Given request | Render the lines of the material below as a numbered list, leaving out any blank lines.

———

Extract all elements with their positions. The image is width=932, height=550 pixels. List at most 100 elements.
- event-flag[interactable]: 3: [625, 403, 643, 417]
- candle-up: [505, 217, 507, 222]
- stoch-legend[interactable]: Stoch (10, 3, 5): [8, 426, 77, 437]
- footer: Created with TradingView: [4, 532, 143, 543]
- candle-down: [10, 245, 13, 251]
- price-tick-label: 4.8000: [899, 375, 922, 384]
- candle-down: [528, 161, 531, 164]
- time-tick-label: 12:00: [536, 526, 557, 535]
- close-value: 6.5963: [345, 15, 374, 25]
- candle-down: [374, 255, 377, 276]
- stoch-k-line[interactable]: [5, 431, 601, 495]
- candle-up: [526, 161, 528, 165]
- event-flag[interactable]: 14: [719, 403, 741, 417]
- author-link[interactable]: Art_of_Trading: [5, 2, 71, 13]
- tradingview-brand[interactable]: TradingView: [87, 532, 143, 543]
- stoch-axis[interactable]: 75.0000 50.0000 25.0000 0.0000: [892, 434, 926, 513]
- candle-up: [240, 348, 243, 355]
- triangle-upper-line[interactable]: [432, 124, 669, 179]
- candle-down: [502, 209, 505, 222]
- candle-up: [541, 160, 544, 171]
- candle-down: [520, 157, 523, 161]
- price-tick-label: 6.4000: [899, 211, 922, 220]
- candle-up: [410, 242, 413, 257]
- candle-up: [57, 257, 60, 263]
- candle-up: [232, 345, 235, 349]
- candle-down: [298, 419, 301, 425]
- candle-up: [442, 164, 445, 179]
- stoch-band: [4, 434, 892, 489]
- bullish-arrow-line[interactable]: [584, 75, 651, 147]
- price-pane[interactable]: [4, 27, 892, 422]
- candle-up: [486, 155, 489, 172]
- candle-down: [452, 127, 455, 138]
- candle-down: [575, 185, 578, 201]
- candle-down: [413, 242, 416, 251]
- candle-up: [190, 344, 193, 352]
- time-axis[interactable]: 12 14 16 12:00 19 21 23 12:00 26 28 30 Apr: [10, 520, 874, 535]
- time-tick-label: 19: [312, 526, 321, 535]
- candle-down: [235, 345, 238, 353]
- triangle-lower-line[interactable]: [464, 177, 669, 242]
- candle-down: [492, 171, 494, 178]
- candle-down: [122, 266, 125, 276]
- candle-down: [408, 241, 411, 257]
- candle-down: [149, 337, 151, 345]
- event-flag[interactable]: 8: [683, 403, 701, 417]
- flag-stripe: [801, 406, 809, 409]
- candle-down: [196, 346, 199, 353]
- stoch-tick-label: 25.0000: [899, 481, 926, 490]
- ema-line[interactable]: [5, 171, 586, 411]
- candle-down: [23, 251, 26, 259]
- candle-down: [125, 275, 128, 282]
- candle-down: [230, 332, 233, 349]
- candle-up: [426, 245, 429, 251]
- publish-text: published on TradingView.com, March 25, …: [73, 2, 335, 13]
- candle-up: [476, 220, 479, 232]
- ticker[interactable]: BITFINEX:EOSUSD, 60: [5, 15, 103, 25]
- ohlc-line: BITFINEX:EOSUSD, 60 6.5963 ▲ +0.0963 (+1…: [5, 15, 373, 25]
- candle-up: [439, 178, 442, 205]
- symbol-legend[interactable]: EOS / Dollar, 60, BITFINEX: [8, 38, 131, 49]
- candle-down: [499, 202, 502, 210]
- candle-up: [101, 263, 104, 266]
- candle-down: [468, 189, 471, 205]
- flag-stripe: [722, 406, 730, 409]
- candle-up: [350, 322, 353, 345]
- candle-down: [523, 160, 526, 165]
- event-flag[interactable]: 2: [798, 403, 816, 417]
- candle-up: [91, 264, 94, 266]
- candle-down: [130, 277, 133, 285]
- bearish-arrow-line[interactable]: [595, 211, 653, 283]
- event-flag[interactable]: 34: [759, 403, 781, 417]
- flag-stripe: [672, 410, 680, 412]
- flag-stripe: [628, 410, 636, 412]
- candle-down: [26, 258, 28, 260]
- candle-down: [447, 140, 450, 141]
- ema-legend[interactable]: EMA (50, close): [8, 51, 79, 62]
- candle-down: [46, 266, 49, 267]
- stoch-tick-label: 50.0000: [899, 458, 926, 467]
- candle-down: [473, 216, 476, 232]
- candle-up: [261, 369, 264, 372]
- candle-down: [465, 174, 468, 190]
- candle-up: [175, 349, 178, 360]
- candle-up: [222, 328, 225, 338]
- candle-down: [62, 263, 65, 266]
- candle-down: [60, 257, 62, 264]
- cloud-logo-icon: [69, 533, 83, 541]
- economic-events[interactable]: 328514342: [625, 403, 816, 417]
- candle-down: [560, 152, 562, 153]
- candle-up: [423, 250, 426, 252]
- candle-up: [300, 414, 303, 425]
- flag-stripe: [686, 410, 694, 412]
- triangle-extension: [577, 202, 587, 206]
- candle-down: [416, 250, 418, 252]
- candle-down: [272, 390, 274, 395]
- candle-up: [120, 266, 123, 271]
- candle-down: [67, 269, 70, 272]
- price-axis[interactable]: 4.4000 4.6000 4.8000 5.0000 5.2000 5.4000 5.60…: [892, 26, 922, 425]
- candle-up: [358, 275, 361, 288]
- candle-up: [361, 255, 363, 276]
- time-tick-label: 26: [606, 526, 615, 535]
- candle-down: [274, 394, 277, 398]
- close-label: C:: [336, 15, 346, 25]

———

Solution |
1. Extract all elements with their positions. The image is width=932, height=550 pixels. List at most 100 elements.
2. - event-flag[interactable]: 3: [625, 403, 643, 417]
3. - candle-up: [505, 217, 507, 222]
4. - stoch-legend[interactable]: Stoch (10, 3, 5): [8, 426, 77, 437]
5. - footer: Created with TradingView: [4, 532, 143, 543]
6. - candle-down: [10, 245, 13, 251]
7. - price-tick-label: 4.8000: [899, 375, 922, 384]
8. - candle-down: [528, 161, 531, 164]
9. - time-tick-label: 12:00: [536, 526, 557, 535]
10. - close-value: 6.5963: [345, 15, 374, 25]
11. - candle-down: [374, 255, 377, 276]
12. - stoch-k-line[interactable]: [5, 431, 601, 495]
13. - candle-up: [526, 161, 528, 165]
14. - event-flag[interactable]: 14: [719, 403, 741, 417]
15. - author-link[interactable]: Art_of_Trading: [5, 2, 71, 13]
16. - tradingview-brand[interactable]: TradingView: [87, 532, 143, 543]
17. - stoch-axis[interactable]: 75.0000 50.0000 25.0000 0.0000: [892, 434, 926, 513]
18. - candle-up: [240, 348, 243, 355]
19. - triangle-upper-line[interactable]: [432, 124, 669, 179]
20. - candle-down: [502, 209, 505, 222]
21. - candle-up: [541, 160, 544, 171]
22. - candle-down: [520, 157, 523, 161]
23. - price-tick-label: 6.4000: [899, 211, 922, 220]
24. - candle-up: [410, 242, 413, 257]
25. - candle-up: [57, 257, 60, 263]
26. - candle-up: [232, 345, 235, 349]
27. - candle-down: [298, 419, 301, 425]
28. - candle-up: [442, 164, 445, 179]
29. - stoch-band: [4, 434, 892, 489]
30. - bullish-arrow-line[interactable]: [584, 75, 651, 147]
31. - price-pane[interactable]: [4, 27, 892, 422]
32. - candle-up: [486, 155, 489, 172]
33. - candle-down: [452, 127, 455, 138]
34. - candle-down: [575, 185, 578, 201]
35. - candle-down: [413, 242, 416, 251]
36. - candle-up: [190, 344, 193, 352]
37. - time-axis[interactable]: 12 14 16 12:00 19 21 23 12:00 26 28 30 Apr: [10, 520, 874, 535]
38. - time-tick-label: 19: [312, 526, 321, 535]
39. - candle-down: [235, 345, 238, 353]
40. - triangle-lower-line[interactable]: [464, 177, 669, 242]
41. - candle-down: [492, 171, 494, 178]
42. - candle-down: [122, 266, 125, 276]
43. - candle-down: [408, 241, 411, 257]
44. - candle-down: [149, 337, 151, 345]
45. - event-flag[interactable]: 8: [683, 403, 701, 417]
46. - flag-stripe: [801, 406, 809, 409]
47. - candle-down: [196, 346, 199, 353]
48. - stoch-tick-label: 25.0000: [899, 481, 926, 490]
49. - ema-line[interactable]: [5, 171, 586, 411]
50. - candle-down: [23, 251, 26, 259]
51. - candle-down: [125, 275, 128, 282]
52. - candle-down: [230, 332, 233, 349]
53. - candle-up: [426, 245, 429, 251]
54. - publish-text: published on TradingView.com, March 25, …: [73, 2, 335, 13]
55. - candle-up: [476, 220, 479, 232]
56. - ticker[interactable]: BITFINEX:EOSUSD, 60: [5, 15, 103, 25]
57. - ohlc-line: BITFINEX:EOSUSD, 60 6.5963 ▲ +0.0963 (+1…: [5, 15, 373, 25]
58. - candle-up: [439, 178, 442, 205]
59. - symbol-legend[interactable]: EOS / Dollar, 60, BITFINEX: [8, 38, 131, 49]
60. - candle-down: [499, 202, 502, 210]
61. - candle-up: [101, 263, 104, 266]
62. - candle-down: [468, 189, 471, 205]
63. - flag-stripe: [722, 406, 730, 409]
64. - candle-up: [350, 322, 353, 345]
65. - candle-down: [523, 160, 526, 165]
66. - event-flag[interactable]: 2: [798, 403, 816, 417]
67. - candle-up: [91, 264, 94, 266]
68. - candle-down: [130, 277, 133, 285]
69. - bearish-arrow-line[interactable]: [595, 211, 653, 283]
70. - event-flag[interactable]: 34: [759, 403, 781, 417]
71. - flag-stripe: [672, 410, 680, 412]
72. - flag-stripe: [628, 410, 636, 412]
73. - candle-down: [26, 258, 28, 260]
74. - candle-down: [447, 140, 450, 141]
75. - ema-legend[interactable]: EMA (50, close): [8, 51, 79, 62]
76. - candle-down: [46, 266, 49, 267]
77. - stoch-tick-label: 50.0000: [899, 458, 926, 467]
78. - candle-down: [473, 216, 476, 232]
79. - candle-up: [261, 369, 264, 372]
80. - candle-down: [465, 174, 468, 190]
81. - candle-up: [175, 349, 178, 360]
82. - candle-up: [222, 328, 225, 338]
83. - candle-down: [62, 263, 65, 266]
84. - candle-down: [60, 257, 62, 264]
85. - cloud-logo-icon: [69, 533, 83, 541]
86. - economic-events[interactable]: 328514342: [625, 403, 816, 417]
87. - candle-down: [560, 152, 562, 153]
88. - candle-up: [423, 250, 426, 252]
89. - candle-up: [300, 414, 303, 425]
90. - flag-stripe: [686, 410, 694, 412]
91. - triangle-extension: [577, 202, 587, 206]
92. - candle-down: [416, 250, 418, 252]
93. - candle-down: [272, 390, 274, 395]
94. - candle-up: [120, 266, 123, 271]
95. - candle-down: [67, 269, 70, 272]
96. - price-axis[interactable]: 4.4000 4.6000 4.8000 5.0000 5.2000 5.4000 5.60…: [892, 26, 922, 425]
97. - candle-up: [358, 275, 361, 288]
98. - candle-up: [361, 255, 363, 276]
99. - time-tick-label: 26: [606, 526, 615, 535]
100. - candle-down: [274, 394, 277, 398]
101. - close-label: C:: [336, 15, 346, 25]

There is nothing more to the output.